A run of records
#####
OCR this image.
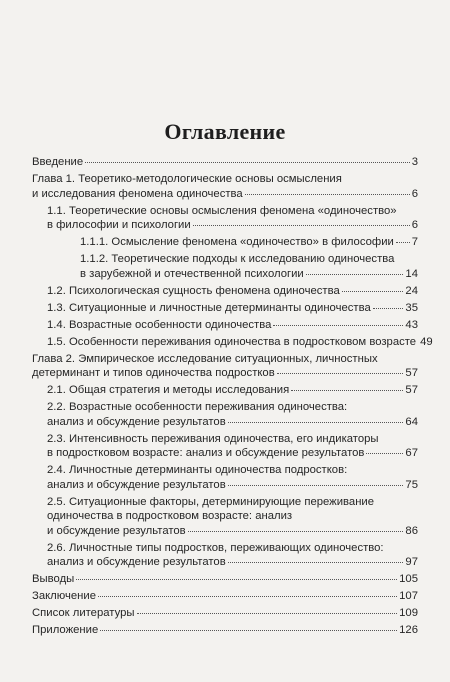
Оглавление
Введение	3
Глава 1. Теоретико-методологические основы осмысления
и исследования феномена одиночества	6
1.1. Теоретические основы осмысления феномена «одиночество»
в философии и психологии	6
1.1.1. Осмысление феномена «одиночество» в философии 7
1.1.2. Теоретические подходы к исследованию одиночества
в зарубежной и отечественной психологии	14
1.2. Психологическая сущность феномена одиночества	24
1.3. Ситуационные и личностные детерминанты одиночества	35
1.4. Возрастные особенности одиночества	43
1.5. Особенности переживания одиночества в подростковом возрасте 49
Глава 2. Эмпирическое исследование ситуационных, личностных
детерминант и типов одиночества подростков	57
2.1. Общая стратегия и методы исследования	57
2.2. Возрастные особенности переживания одиночества:
анализ и обсуждение результатов	64
2.3. Интенсивность переживания одиночества, его индикаторы
в подростковом возрасте: анализ и обсуждение результатов	67
2.4. Личностные детерминанты одиночества подростков:
анализ и обсуждение результатов	75
2.5. Ситуационные факторы, детерминирующие переживание
одиночества в подростковом возрасте: анализ
и обсуждение результатов	86
2.6. Личностные типы подростков, переживающих одиночество:
анализ и обсуждение результатов	97
Выводы	105
Заключение	107
Список литературы	109
Приложение	126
#####
EXERCISE DESCRIPTION
Copy out all of the data word for word. Do not carry over any picture.

TASK RESPONSE
OCR this image.
Оглавление
Введение	3
Глава 1. Теоретико-методологические основы осмысления
и исследования феномена одиночества	6
1.1. Теоретические основы осмысления феномена «одиночество»
в философии и психологии	6
1.1.1. Осмысление феномена «одиночество» в философии 7
1.1.2. Теоретические подходы к исследованию одиночества
в зарубежной и отечественной психологии	14
1.2. Психологическая сущность феномена одиночества	24
1.3. Ситуационные и личностные детерминанты одиночества	35
1.4. Возрастные особенности одиночества	43
1.5. Особенности переживания одиночества в подростковом возрасте 49
Глава 2. Эмпирическое исследование ситуационных, личностных
детерминант и типов одиночества подростков	57
2.1. Общая стратегия и методы исследования	57
2.2. Возрастные особенности переживания одиночества:
анализ и обсуждение результатов	64
2.3. Интенсивность переживания одиночества, его индикаторы
в подростковом возрасте: анализ и обсуждение результатов	67
2.4. Личностные детерминанты одиночества подростков:
анализ и обсуждение результатов	75
2.5. Ситуационные факторы, детерминирующие переживание
одиночества в подростковом возрасте: анализ
и обсуждение результатов	86
2.6. Личностные типы подростков, переживающих одиночество:
анализ и обсуждение результатов	97
Выводы	105
Заключение	107
Список литературы	109
Приложение	126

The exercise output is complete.